>> start Dataset

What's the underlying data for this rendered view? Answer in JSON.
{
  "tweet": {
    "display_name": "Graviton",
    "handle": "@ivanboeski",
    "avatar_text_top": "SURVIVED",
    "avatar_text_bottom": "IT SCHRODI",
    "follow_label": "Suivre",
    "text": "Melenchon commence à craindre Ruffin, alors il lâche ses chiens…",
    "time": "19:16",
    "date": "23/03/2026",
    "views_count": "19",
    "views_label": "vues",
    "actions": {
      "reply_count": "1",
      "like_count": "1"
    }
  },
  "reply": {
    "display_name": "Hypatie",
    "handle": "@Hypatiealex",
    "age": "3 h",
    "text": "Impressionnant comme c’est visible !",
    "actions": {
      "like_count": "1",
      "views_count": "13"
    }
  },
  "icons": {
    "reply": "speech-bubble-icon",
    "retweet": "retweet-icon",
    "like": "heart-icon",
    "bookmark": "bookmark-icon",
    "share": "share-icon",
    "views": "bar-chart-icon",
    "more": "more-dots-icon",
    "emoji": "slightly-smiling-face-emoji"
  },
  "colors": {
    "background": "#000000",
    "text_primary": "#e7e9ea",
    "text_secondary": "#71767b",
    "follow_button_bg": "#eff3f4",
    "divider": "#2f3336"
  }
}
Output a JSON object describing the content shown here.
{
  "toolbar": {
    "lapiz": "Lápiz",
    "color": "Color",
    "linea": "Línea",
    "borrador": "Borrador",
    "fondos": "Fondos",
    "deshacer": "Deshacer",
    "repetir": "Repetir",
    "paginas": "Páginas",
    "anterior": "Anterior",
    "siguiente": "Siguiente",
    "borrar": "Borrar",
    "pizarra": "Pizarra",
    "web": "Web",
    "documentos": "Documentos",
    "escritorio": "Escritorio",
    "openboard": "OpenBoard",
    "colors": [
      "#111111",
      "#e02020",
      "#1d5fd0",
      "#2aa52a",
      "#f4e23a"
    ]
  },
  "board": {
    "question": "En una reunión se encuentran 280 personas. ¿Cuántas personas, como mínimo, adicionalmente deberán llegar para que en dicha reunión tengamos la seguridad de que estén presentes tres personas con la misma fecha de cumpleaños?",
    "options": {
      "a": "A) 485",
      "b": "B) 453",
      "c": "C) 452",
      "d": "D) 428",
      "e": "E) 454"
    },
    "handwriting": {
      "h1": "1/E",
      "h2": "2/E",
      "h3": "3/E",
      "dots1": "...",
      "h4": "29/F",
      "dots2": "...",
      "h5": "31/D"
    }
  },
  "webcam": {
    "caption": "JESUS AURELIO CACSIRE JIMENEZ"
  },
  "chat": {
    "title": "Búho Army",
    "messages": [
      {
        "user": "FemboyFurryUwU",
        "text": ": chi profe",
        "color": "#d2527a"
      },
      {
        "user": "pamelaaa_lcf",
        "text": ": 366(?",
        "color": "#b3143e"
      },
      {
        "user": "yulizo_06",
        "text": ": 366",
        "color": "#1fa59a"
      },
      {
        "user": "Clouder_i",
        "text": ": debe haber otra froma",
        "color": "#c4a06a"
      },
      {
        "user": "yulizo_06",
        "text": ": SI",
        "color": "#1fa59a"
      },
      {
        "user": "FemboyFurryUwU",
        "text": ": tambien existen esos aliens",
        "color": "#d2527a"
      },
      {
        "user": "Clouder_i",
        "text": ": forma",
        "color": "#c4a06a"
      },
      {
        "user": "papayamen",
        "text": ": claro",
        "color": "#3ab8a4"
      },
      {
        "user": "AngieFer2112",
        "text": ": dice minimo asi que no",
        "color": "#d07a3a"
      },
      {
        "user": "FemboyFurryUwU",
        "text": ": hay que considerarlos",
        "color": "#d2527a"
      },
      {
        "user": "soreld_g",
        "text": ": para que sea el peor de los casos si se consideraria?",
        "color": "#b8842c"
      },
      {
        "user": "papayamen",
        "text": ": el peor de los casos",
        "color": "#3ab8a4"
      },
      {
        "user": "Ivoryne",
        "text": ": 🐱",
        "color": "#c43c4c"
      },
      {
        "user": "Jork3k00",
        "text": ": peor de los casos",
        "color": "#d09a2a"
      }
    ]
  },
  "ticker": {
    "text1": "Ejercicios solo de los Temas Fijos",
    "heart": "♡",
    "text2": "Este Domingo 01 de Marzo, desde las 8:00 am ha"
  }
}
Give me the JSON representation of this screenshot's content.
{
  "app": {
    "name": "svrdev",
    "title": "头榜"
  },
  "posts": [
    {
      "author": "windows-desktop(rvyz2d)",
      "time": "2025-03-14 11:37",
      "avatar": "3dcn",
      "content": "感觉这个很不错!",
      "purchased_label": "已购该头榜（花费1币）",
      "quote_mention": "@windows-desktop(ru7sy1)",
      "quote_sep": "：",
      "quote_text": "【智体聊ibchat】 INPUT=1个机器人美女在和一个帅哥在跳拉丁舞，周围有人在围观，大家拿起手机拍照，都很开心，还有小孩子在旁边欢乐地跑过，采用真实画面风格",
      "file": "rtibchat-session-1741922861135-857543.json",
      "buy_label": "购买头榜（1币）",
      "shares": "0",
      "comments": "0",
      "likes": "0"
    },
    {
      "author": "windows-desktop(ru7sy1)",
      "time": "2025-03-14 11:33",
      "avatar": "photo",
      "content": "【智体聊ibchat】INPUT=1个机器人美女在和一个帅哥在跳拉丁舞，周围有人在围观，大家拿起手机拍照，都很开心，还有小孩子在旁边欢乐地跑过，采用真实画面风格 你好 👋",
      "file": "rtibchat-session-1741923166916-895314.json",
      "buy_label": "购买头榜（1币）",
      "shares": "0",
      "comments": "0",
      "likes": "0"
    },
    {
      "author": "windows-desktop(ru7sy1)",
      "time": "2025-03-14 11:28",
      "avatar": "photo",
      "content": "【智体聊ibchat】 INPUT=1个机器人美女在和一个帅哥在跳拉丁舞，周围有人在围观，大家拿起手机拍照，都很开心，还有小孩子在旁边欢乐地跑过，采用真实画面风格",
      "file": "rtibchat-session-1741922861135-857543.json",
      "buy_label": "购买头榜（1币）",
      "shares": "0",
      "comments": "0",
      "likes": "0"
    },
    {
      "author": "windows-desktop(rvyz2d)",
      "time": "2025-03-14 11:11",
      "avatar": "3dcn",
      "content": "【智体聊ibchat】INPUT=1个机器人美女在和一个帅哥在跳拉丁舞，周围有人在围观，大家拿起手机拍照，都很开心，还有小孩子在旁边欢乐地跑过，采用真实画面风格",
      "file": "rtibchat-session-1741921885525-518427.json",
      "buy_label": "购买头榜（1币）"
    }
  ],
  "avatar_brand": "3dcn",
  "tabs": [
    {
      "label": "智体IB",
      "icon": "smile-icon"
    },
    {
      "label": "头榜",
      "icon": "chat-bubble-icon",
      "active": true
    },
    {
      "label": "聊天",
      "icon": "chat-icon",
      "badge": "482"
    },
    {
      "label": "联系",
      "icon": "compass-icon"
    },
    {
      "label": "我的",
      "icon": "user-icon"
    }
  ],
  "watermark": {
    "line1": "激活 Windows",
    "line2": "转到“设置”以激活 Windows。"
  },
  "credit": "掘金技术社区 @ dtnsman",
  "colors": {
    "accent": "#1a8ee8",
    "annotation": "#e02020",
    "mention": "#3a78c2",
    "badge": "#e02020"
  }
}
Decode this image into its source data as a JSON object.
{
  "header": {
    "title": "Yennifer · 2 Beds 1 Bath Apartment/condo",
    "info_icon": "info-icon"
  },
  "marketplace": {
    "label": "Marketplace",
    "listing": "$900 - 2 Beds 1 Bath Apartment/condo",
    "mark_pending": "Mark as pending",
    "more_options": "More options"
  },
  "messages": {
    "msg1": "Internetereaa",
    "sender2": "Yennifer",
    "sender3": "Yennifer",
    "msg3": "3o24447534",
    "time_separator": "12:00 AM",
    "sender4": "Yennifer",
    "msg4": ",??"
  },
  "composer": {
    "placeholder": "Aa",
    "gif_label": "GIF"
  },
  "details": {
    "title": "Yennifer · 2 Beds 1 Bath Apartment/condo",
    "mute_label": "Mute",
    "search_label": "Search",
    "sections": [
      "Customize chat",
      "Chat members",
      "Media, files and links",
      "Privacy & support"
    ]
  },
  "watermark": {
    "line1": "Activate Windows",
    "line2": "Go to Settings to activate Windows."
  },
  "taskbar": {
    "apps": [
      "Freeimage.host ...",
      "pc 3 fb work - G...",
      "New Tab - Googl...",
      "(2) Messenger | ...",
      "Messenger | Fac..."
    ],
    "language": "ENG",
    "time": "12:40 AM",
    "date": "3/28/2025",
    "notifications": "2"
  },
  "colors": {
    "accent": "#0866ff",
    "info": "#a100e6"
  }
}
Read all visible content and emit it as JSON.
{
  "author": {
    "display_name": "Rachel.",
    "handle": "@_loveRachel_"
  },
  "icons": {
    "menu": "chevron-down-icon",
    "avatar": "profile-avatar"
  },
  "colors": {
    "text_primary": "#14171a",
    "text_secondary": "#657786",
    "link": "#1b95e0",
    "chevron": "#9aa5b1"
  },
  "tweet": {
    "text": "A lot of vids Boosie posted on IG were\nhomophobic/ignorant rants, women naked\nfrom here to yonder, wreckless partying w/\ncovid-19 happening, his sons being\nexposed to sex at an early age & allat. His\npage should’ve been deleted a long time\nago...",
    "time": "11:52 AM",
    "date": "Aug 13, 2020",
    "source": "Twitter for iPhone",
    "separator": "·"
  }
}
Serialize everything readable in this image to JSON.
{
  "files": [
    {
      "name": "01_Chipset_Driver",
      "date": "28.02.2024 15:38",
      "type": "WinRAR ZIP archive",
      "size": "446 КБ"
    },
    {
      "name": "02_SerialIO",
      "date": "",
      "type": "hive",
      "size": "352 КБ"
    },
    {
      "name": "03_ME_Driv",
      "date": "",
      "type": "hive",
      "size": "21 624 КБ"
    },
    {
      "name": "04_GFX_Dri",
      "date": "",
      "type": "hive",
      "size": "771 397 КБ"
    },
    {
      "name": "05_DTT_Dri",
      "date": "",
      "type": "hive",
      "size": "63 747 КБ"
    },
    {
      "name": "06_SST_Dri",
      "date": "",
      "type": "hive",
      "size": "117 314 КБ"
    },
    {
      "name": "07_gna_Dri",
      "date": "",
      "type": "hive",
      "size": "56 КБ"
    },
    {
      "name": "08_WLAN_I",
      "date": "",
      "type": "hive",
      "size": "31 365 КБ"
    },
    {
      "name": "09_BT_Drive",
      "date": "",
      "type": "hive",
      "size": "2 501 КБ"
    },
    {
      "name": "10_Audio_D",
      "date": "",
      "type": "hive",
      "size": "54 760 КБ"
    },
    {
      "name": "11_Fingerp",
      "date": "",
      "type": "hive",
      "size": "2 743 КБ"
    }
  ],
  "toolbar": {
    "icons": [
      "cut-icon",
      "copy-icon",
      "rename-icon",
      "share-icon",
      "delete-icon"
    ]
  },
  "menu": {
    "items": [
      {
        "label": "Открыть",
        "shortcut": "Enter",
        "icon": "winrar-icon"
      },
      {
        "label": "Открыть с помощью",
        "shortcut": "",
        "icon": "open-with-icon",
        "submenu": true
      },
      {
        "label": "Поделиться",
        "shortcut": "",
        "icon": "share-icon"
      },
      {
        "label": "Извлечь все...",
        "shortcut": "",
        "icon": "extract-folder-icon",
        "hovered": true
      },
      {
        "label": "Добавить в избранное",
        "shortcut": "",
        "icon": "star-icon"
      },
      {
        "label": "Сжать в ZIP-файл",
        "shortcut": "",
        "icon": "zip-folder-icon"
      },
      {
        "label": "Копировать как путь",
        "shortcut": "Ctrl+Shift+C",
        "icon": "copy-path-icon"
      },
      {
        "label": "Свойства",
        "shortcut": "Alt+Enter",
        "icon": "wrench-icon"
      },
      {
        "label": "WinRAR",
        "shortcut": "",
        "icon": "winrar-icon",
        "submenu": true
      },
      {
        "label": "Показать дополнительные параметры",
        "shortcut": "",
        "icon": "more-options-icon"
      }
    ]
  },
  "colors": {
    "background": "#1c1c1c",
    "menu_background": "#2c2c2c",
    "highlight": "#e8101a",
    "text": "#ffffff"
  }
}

>> end Dataset

**Set exercise**. Every line that holds the word "casos" should be extracted.

**Task answer**.
        "text": ": para que sea el peor de los casos si se consideraria?",
        "text": ": el peor de los casos",
        "text": ": peor de los casos",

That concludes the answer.